━━━ Task material
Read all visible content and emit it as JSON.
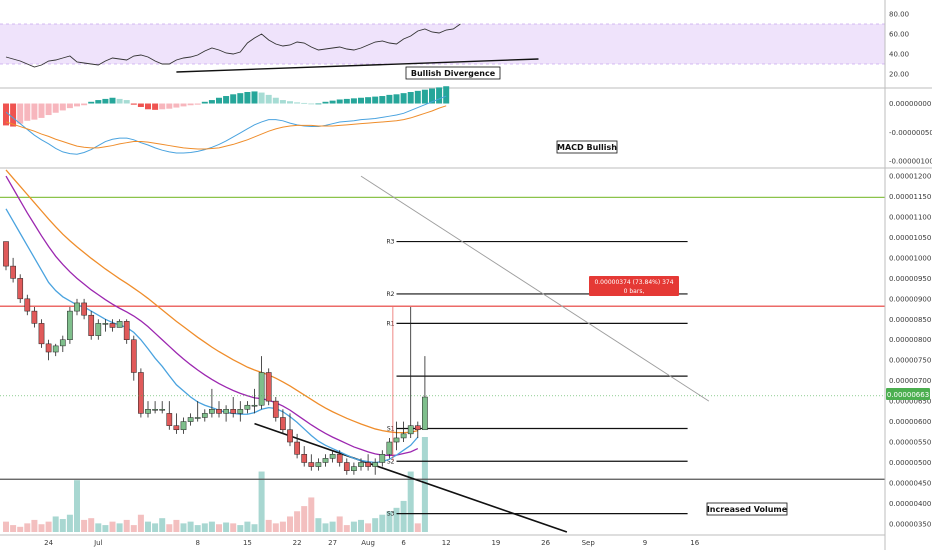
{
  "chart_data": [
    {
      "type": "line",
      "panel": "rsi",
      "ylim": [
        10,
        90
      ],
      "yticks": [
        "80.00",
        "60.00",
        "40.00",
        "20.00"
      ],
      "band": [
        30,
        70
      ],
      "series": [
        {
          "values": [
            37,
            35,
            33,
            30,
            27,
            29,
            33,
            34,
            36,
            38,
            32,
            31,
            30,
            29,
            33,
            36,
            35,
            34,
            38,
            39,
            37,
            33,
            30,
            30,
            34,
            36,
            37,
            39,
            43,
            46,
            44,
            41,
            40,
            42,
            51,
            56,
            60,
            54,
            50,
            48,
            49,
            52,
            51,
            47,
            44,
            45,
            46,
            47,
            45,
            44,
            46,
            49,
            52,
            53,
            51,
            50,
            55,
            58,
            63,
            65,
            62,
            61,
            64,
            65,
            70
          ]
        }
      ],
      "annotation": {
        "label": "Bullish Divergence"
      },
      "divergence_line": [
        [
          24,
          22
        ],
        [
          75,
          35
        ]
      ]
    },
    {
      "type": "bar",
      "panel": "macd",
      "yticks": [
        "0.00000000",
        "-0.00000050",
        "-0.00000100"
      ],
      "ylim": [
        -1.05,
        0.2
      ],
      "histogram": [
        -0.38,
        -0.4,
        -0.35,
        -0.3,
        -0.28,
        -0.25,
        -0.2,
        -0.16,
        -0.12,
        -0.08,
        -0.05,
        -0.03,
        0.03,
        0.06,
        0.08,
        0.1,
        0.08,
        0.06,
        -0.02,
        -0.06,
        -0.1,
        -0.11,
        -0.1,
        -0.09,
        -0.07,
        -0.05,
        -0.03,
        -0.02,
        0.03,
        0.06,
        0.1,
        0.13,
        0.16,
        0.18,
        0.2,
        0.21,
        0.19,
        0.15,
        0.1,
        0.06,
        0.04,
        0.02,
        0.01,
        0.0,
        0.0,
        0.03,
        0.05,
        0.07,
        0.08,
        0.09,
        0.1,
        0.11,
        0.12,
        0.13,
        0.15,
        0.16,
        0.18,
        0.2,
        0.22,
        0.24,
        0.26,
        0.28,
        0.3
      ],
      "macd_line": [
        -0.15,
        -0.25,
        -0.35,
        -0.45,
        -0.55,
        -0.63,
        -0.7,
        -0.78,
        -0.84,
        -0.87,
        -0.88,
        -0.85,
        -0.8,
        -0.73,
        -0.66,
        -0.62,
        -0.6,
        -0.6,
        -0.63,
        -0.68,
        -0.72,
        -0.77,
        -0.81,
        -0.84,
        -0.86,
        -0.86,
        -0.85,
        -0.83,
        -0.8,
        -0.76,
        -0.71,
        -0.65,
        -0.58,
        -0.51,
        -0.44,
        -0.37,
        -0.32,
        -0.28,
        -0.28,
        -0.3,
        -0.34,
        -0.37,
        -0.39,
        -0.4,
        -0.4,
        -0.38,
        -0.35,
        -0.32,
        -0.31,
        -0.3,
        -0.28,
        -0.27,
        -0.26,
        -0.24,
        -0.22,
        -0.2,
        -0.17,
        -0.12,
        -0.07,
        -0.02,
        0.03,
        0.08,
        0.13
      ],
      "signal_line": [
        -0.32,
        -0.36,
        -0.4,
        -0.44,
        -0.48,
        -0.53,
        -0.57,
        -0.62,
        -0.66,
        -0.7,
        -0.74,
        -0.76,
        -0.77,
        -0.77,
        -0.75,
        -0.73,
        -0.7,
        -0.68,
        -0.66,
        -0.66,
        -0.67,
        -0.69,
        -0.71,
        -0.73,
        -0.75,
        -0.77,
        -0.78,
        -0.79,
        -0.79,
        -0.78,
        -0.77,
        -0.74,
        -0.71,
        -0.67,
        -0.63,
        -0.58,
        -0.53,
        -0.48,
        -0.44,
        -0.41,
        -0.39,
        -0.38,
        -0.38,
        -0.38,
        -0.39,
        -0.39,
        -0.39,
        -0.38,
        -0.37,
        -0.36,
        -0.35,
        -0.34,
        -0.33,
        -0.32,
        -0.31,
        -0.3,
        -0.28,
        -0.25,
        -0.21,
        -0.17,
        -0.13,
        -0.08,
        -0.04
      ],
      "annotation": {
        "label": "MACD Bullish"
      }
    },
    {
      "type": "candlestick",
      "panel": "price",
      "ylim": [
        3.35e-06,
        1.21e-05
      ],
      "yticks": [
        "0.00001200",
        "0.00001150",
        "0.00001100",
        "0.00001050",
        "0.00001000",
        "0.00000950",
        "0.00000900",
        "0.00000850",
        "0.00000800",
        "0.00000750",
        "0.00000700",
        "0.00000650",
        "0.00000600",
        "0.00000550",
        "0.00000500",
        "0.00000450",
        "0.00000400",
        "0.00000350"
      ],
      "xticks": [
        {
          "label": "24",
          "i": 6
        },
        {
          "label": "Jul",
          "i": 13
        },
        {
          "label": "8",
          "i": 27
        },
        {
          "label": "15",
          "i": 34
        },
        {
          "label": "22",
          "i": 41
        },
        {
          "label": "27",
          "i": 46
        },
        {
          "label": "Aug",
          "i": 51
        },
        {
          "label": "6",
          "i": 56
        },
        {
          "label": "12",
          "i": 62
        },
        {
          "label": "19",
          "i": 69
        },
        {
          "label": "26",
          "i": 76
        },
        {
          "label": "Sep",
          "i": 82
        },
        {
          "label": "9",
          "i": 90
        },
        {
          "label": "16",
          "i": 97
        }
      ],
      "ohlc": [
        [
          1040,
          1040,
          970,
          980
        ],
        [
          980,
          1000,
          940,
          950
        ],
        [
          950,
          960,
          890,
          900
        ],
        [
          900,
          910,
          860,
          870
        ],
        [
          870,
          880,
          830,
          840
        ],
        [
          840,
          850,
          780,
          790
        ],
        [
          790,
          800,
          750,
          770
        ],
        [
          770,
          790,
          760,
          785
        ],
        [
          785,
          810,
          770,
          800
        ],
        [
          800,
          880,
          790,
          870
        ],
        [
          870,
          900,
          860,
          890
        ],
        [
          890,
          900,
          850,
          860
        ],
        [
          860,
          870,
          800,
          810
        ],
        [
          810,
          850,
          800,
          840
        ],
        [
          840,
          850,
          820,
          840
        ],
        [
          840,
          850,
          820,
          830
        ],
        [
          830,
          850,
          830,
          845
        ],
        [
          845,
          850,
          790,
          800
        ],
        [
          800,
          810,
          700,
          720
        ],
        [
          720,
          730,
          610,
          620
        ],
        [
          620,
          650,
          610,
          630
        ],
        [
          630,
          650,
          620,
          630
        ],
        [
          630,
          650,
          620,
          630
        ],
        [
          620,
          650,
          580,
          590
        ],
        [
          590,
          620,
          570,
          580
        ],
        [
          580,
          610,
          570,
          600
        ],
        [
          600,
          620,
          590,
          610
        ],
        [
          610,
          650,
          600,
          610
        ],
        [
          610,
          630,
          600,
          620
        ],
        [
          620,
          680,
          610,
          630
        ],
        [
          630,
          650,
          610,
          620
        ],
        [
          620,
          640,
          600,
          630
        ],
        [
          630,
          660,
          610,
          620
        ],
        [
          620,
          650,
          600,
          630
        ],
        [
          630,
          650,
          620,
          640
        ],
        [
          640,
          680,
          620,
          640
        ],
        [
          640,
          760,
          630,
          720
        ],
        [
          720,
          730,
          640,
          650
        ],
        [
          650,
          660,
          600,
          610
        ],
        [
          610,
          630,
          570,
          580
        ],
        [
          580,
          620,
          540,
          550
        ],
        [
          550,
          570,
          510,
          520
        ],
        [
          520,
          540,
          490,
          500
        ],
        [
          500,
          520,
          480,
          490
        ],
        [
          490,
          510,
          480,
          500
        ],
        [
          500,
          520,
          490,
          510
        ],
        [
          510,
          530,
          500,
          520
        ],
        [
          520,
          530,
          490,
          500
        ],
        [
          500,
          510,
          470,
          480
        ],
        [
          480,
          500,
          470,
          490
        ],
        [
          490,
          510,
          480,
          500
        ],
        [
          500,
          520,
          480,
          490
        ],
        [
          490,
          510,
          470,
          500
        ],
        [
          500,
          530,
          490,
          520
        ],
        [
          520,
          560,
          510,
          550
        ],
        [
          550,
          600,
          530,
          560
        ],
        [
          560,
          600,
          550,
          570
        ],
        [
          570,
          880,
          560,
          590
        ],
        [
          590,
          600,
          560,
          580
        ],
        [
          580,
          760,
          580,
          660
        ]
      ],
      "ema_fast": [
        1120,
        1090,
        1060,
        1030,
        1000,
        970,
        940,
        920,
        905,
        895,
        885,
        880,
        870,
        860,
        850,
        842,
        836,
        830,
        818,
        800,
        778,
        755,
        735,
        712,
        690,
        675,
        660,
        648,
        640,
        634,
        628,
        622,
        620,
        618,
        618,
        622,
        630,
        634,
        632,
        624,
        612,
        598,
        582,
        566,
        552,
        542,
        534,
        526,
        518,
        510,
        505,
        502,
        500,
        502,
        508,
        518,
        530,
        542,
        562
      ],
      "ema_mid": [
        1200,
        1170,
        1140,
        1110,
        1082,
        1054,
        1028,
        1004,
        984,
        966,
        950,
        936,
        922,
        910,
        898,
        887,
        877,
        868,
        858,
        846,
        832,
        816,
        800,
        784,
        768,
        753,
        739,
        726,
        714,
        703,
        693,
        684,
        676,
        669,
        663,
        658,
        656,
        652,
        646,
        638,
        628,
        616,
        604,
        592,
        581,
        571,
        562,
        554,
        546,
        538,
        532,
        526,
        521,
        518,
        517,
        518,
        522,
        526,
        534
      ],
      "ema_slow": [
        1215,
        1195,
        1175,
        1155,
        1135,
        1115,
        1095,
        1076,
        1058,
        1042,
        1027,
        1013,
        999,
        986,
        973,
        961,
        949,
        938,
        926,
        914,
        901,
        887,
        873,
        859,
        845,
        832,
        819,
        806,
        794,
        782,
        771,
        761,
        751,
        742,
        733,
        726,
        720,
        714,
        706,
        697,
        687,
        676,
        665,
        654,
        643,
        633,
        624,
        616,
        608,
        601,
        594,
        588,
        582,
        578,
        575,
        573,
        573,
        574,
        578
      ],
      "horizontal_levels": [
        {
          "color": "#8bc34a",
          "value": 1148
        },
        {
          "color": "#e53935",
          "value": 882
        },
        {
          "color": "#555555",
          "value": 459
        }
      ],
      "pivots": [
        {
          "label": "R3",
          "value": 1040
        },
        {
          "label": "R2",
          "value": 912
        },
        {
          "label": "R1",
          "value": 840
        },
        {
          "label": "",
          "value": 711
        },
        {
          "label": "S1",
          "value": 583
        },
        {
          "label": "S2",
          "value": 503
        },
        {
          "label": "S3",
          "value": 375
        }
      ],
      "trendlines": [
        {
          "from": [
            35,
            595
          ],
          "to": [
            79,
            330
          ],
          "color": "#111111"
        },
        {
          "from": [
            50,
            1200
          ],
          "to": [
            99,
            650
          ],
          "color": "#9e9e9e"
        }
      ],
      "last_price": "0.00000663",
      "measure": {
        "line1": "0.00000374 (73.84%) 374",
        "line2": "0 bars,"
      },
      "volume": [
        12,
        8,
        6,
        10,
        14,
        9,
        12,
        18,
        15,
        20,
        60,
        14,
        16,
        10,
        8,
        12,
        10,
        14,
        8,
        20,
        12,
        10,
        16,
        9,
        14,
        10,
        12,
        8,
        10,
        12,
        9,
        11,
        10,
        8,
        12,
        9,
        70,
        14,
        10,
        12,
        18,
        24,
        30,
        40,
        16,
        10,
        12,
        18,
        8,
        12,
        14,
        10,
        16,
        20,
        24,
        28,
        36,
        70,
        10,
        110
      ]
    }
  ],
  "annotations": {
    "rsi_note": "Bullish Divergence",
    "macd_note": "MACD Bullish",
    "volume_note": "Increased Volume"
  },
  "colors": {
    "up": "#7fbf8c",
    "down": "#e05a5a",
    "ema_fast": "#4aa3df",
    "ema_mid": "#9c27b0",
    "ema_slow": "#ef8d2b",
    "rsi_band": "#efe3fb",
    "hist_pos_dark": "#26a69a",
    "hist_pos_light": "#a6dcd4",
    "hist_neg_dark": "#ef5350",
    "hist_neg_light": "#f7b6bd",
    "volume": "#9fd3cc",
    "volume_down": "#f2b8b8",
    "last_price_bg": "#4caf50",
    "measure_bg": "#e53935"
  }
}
━━━━━━
━━━ Task material
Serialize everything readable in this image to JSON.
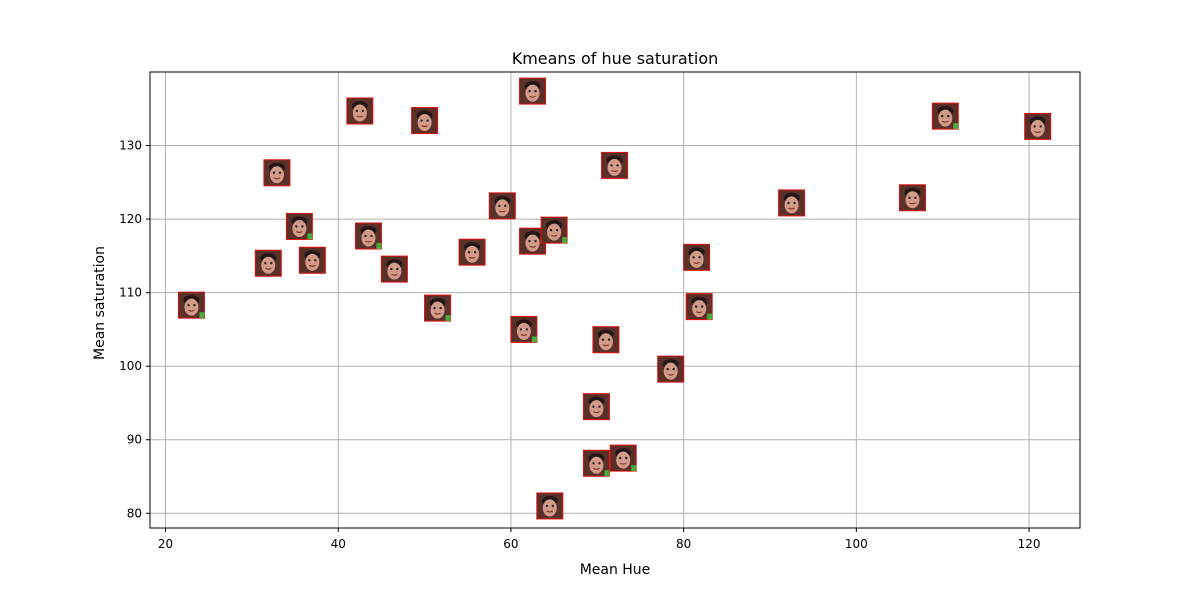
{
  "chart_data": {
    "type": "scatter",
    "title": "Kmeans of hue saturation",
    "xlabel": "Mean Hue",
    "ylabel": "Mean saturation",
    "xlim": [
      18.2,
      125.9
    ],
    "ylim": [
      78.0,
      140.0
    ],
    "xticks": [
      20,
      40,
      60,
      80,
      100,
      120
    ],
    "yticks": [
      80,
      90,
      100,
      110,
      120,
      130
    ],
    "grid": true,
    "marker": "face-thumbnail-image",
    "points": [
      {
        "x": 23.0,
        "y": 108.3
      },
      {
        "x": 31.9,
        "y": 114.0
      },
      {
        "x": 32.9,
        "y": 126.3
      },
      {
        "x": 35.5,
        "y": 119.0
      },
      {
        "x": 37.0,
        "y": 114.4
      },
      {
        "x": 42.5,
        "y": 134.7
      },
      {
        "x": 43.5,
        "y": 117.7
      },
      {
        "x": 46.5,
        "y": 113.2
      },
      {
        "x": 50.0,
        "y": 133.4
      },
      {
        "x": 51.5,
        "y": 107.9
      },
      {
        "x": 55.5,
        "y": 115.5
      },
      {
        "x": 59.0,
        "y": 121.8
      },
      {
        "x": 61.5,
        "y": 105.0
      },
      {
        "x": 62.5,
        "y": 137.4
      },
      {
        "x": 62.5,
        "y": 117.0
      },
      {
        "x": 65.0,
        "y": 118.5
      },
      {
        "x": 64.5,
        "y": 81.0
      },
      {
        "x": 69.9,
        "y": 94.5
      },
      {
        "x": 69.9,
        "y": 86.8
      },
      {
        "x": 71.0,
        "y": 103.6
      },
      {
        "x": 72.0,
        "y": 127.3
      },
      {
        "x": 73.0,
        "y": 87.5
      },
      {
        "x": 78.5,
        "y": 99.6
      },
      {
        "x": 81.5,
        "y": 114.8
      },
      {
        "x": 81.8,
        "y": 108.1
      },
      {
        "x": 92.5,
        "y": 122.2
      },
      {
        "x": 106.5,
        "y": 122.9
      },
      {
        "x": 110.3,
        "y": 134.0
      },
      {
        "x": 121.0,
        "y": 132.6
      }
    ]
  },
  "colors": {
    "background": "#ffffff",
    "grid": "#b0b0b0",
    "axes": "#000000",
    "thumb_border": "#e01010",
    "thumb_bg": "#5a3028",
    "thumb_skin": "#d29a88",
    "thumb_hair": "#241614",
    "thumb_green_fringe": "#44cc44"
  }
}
━━━━━━
━━━ Task material
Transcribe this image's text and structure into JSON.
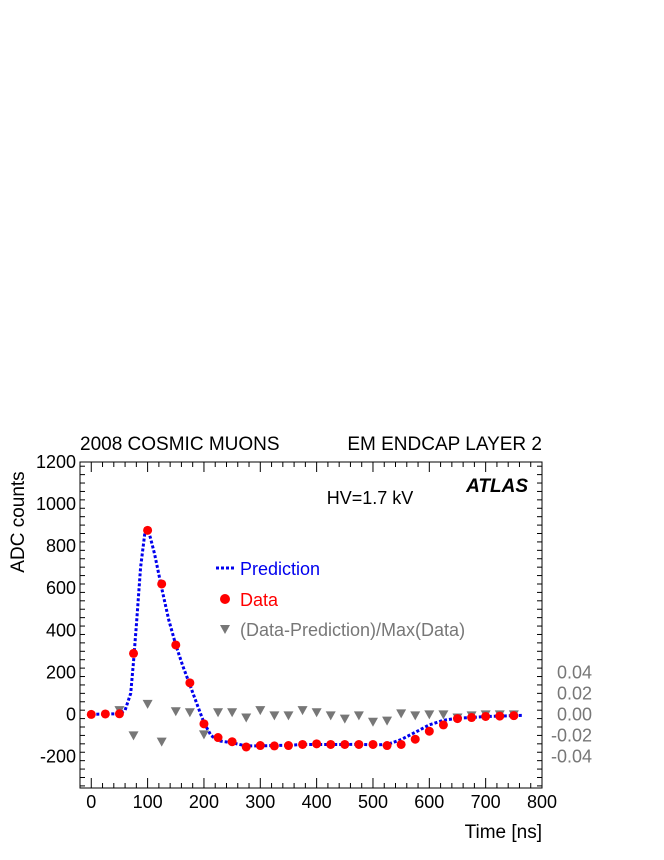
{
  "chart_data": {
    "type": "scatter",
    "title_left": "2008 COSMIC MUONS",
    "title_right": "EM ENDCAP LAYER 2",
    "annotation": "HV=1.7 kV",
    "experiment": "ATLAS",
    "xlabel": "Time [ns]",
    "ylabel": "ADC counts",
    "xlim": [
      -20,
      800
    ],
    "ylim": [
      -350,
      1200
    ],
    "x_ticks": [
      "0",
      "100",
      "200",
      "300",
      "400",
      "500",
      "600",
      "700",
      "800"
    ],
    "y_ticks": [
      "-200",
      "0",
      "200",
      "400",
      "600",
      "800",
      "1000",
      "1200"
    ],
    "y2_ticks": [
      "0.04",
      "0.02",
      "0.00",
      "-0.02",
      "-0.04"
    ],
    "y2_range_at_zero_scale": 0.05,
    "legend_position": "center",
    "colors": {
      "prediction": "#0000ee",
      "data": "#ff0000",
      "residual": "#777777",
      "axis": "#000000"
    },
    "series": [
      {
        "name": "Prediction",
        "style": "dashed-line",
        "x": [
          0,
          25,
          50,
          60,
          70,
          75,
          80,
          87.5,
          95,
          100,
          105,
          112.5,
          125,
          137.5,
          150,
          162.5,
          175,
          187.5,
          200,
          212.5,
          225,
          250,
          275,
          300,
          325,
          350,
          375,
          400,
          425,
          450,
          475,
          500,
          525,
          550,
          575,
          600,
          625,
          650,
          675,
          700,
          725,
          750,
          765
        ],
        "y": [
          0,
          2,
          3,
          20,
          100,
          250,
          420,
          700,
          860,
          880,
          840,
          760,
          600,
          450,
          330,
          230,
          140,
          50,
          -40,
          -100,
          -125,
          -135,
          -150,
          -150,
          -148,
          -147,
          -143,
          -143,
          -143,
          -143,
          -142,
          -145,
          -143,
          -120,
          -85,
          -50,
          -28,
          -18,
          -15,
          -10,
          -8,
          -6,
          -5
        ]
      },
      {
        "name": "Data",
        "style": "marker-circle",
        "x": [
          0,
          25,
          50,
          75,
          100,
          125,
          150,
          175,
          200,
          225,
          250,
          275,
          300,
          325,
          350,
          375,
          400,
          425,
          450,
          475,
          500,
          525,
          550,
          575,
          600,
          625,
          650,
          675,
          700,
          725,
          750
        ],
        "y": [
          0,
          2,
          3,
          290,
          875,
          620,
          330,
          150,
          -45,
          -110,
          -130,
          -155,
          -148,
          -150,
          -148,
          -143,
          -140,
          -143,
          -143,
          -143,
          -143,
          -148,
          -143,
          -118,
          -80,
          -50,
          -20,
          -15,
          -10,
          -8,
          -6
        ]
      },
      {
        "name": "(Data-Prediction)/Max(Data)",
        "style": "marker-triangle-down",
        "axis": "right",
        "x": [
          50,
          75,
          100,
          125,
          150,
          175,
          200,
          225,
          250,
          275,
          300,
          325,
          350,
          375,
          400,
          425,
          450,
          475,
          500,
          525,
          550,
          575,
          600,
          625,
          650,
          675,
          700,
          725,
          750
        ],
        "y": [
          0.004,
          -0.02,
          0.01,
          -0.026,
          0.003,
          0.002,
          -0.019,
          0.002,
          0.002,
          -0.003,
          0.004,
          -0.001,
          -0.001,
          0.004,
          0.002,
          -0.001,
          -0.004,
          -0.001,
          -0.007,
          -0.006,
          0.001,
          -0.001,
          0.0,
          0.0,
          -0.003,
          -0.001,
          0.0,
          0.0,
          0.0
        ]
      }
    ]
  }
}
━━━━━━
### Challenge:
Find the lines above that include the string "ylabel" and copy them.

### Task output:
    "ylabel": "Mean saturation",
    "ylabel": "ADC counts",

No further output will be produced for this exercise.